THE REQUEST:
Where a line in the listing contains the string "JobEntry", copy that line out.

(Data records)
↓

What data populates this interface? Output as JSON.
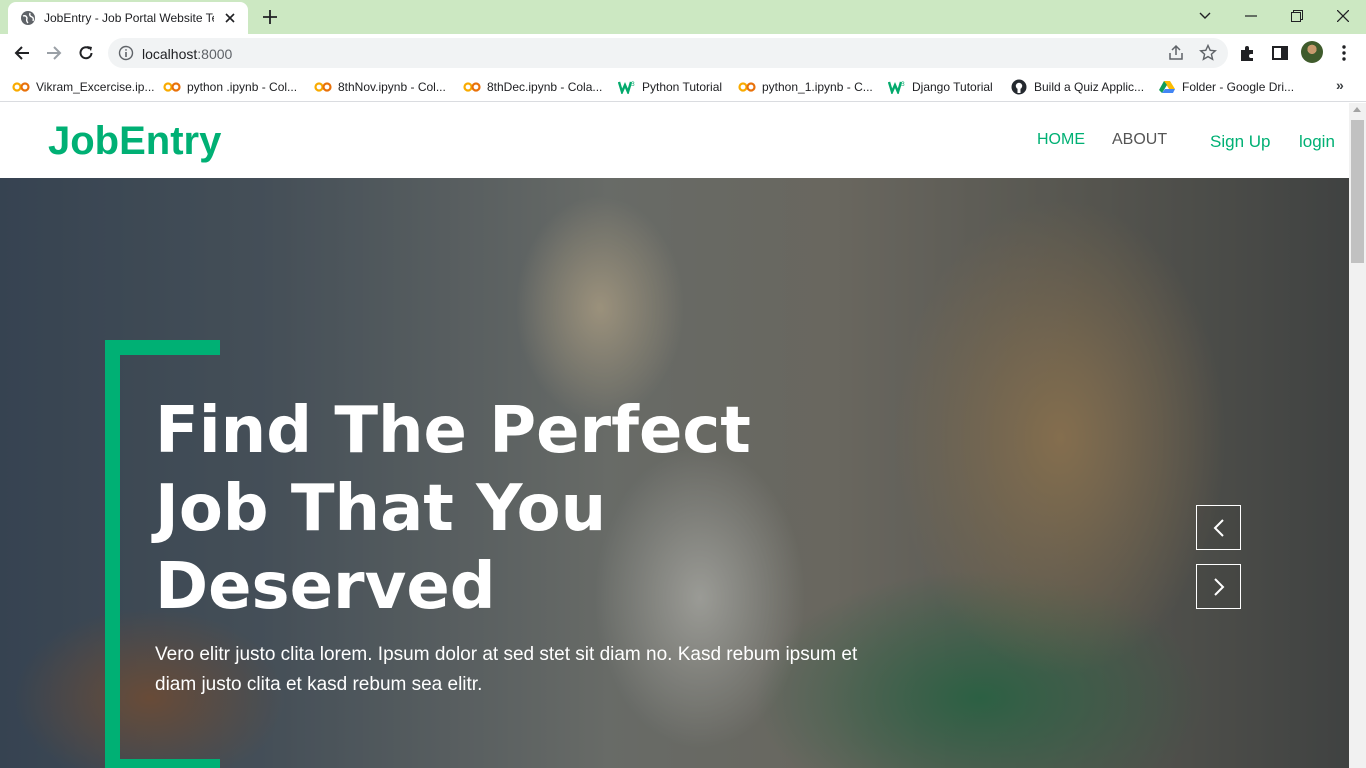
{
  "browser": {
    "tab_title": "JobEntry - Job Portal Website Template",
    "url_host": "localhost",
    "url_port": ":8000",
    "bookmarks": [
      {
        "label": "Vikram_Excercise.ip...",
        "icon": "colab-icon"
      },
      {
        "label": "python .ipynb - Col...",
        "icon": "colab-icon"
      },
      {
        "label": "8thNov.ipynb - Col...",
        "icon": "colab-icon"
      },
      {
        "label": "8thDec.ipynb - Cola...",
        "icon": "colab-icon"
      },
      {
        "label": "Python Tutorial",
        "icon": "w3schools-icon"
      },
      {
        "label": "python_1.ipynb - C...",
        "icon": "colab-icon"
      },
      {
        "label": "Django Tutorial",
        "icon": "w3schools-icon"
      },
      {
        "label": "Build a Quiz Applic...",
        "icon": "github-icon"
      },
      {
        "label": "Folder - Google Dri...",
        "icon": "drive-icon"
      }
    ],
    "more_bookmarks": "»"
  },
  "site": {
    "brand": "JobEntry",
    "nav": {
      "home": "HOME",
      "about": "ABOUT",
      "signup": "Sign Up",
      "login": "login"
    },
    "hero": {
      "title_line1": "Find The Perfect",
      "title_line2": "Job That You",
      "title_line3": "Deserved",
      "text": "Vero elitr justo clita lorem. Ipsum dolor at sed stet sit diam no. Kasd rebum ipsum et diam justo clita et kasd rebum sea elitr."
    }
  },
  "colors": {
    "accent": "#00b074",
    "titlebar": "#cce8c2",
    "nav_text": "#555555"
  }
}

↑

PROBLEM SOLUTION:
    "tab_title": "JobEntry - Job Portal Website Template",
    "brand": "JobEntry",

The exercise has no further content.